### Supplied material:
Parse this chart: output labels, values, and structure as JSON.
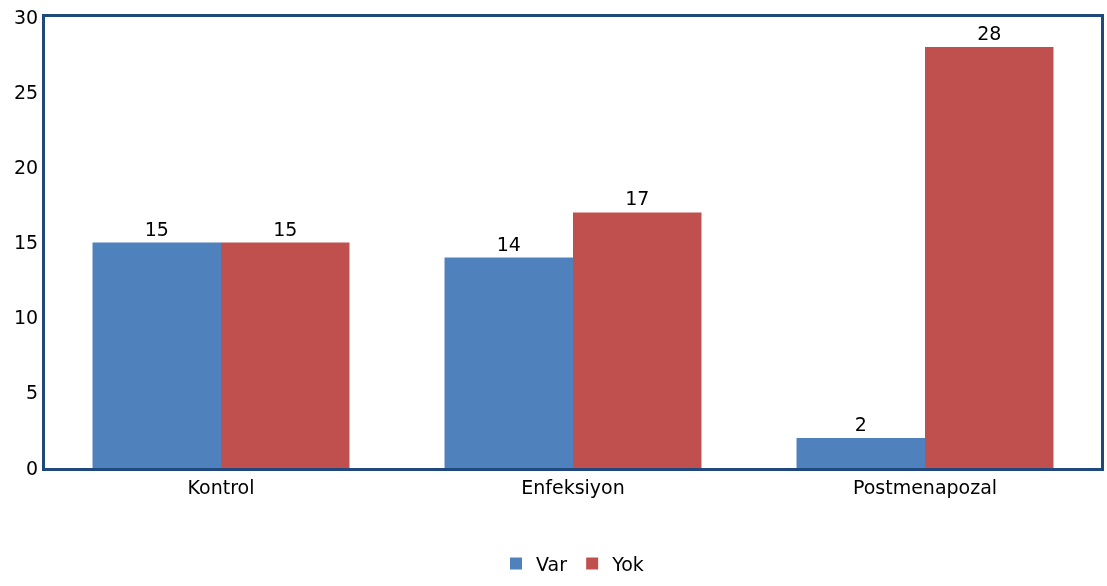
{
  "chart_data": {
    "type": "bar",
    "categories": [
      "Kontrol",
      "Enfeksiyon",
      "Postmenapozal"
    ],
    "series": [
      {
        "name": "Var",
        "color": "#4f81bd",
        "values": [
          15,
          14,
          2
        ]
      },
      {
        "name": "Yok",
        "color": "#c0504d",
        "values": [
          15,
          17,
          28
        ]
      }
    ],
    "ylim": [
      0,
      30
    ],
    "yticks": [
      0,
      5,
      10,
      15,
      20,
      25,
      30
    ],
    "legend": "bottom",
    "data_labels": true
  }
}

### Your goal:
Without including any pictures, output all the entries above exactly.

### Completed exercise:
Parse this chart: output labels, values, and structure as JSON.
{
  "chart_data": {
    "type": "bar",
    "categories": [
      "Kontrol",
      "Enfeksiyon",
      "Postmenapozal"
    ],
    "series": [
      {
        "name": "Var",
        "color": "#4f81bd",
        "values": [
          15,
          14,
          2
        ]
      },
      {
        "name": "Yok",
        "color": "#c0504d",
        "values": [
          15,
          17,
          28
        ]
      }
    ],
    "ylim": [
      0,
      30
    ],
    "yticks": [
      0,
      5,
      10,
      15,
      20,
      25,
      30
    ],
    "legend": "bottom",
    "data_labels": true
  }
}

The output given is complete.